-- Begin --
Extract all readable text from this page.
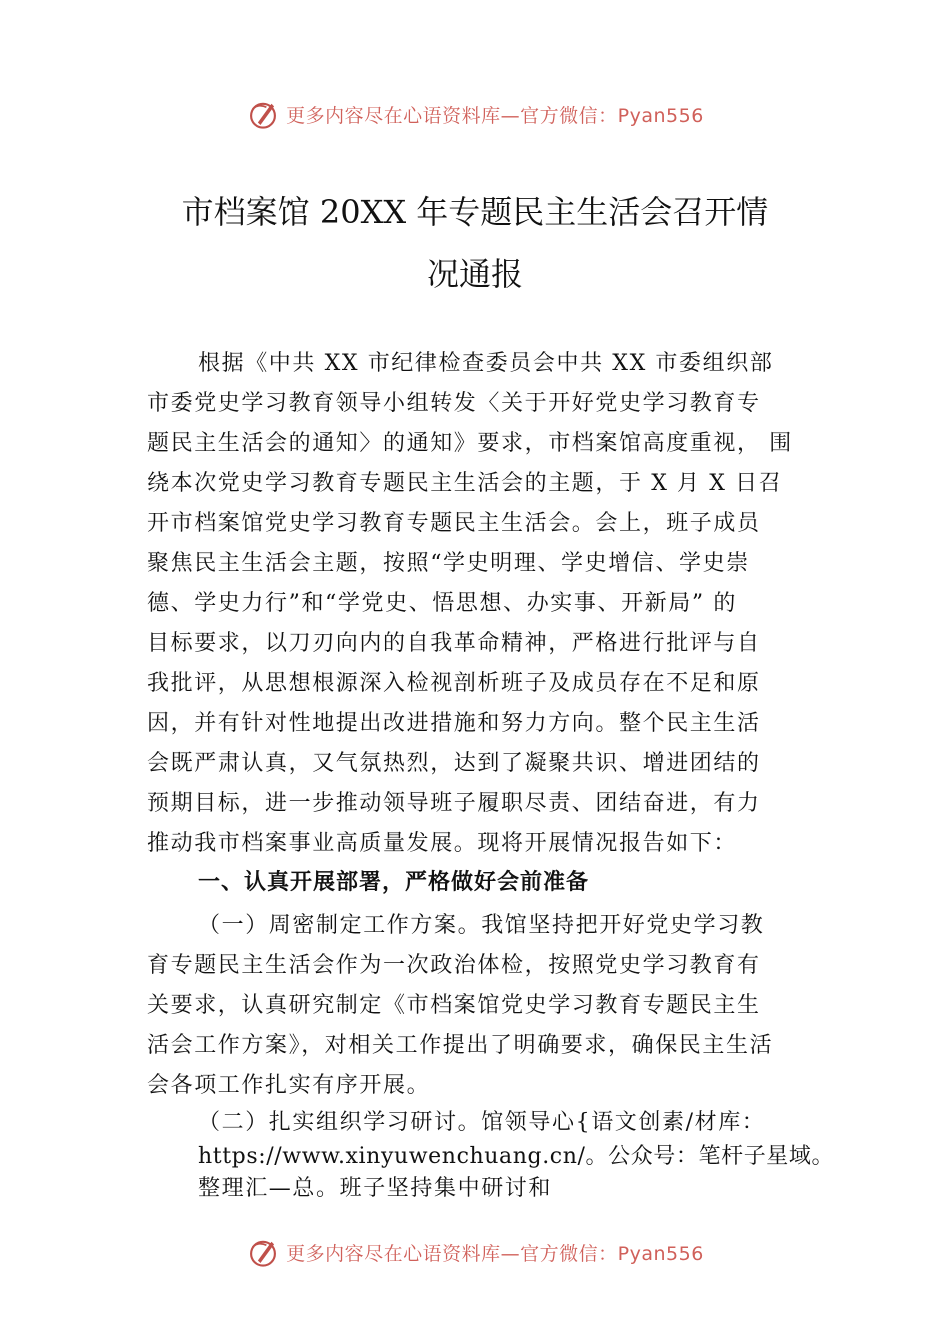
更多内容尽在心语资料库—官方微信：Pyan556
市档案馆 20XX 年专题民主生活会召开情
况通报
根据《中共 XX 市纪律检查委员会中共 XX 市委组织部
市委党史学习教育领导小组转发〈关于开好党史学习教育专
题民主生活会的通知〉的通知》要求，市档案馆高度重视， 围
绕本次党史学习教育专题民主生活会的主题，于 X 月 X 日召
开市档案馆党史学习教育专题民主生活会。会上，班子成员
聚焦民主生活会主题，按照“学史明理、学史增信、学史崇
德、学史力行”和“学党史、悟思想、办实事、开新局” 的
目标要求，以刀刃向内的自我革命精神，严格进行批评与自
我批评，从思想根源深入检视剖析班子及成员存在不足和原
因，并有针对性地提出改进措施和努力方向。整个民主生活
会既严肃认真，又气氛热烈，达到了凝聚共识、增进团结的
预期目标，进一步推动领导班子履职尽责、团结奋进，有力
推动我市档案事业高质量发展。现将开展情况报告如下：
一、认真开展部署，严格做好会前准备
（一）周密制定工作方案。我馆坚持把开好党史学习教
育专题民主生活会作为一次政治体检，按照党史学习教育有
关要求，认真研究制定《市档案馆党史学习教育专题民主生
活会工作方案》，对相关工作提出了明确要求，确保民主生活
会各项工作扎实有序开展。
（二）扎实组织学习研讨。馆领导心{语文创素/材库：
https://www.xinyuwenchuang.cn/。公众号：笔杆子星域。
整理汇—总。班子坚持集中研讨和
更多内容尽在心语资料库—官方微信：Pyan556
-- End --
Retype each record exactly as it stands, but do not include the pictures.

- **REPLY**
Extract all readable text from this page.
更多内容尽在心语资料库—官方微信：Pyan556
市档案馆 20XX 年专题民主生活会召开情
况通报
根据《中共 XX 市纪律检查委员会中共 XX 市委组织部
市委党史学习教育领导小组转发〈关于开好党史学习教育专
题民主生活会的通知〉的通知》要求，市档案馆高度重视， 围
绕本次党史学习教育专题民主生活会的主题，于 X 月 X 日召
开市档案馆党史学习教育专题民主生活会。会上，班子成员
聚焦民主生活会主题，按照“学史明理、学史增信、学史崇
德、学史力行”和“学党史、悟思想、办实事、开新局” 的
目标要求，以刀刃向内的自我革命精神，严格进行批评与自
我批评，从思想根源深入检视剖析班子及成员存在不足和原
因，并有针对性地提出改进措施和努力方向。整个民主生活
会既严肃认真，又气氛热烈，达到了凝聚共识、增进团结的
预期目标，进一步推动领导班子履职尽责、团结奋进，有力
推动我市档案事业高质量发展。现将开展情况报告如下：
一、认真开展部署，严格做好会前准备
（一）周密制定工作方案。我馆坚持把开好党史学习教
育专题民主生活会作为一次政治体检，按照党史学习教育有
关要求，认真研究制定《市档案馆党史学习教育专题民主生
活会工作方案》，对相关工作提出了明确要求，确保民主生活
会各项工作扎实有序开展。
（二）扎实组织学习研讨。馆领导心{语文创素/材库：
https://www.xinyuwenchuang.cn/。公众号：笔杆子星域。
整理汇—总。班子坚持集中研讨和
更多内容尽在心语资料库—官方微信：Pyan556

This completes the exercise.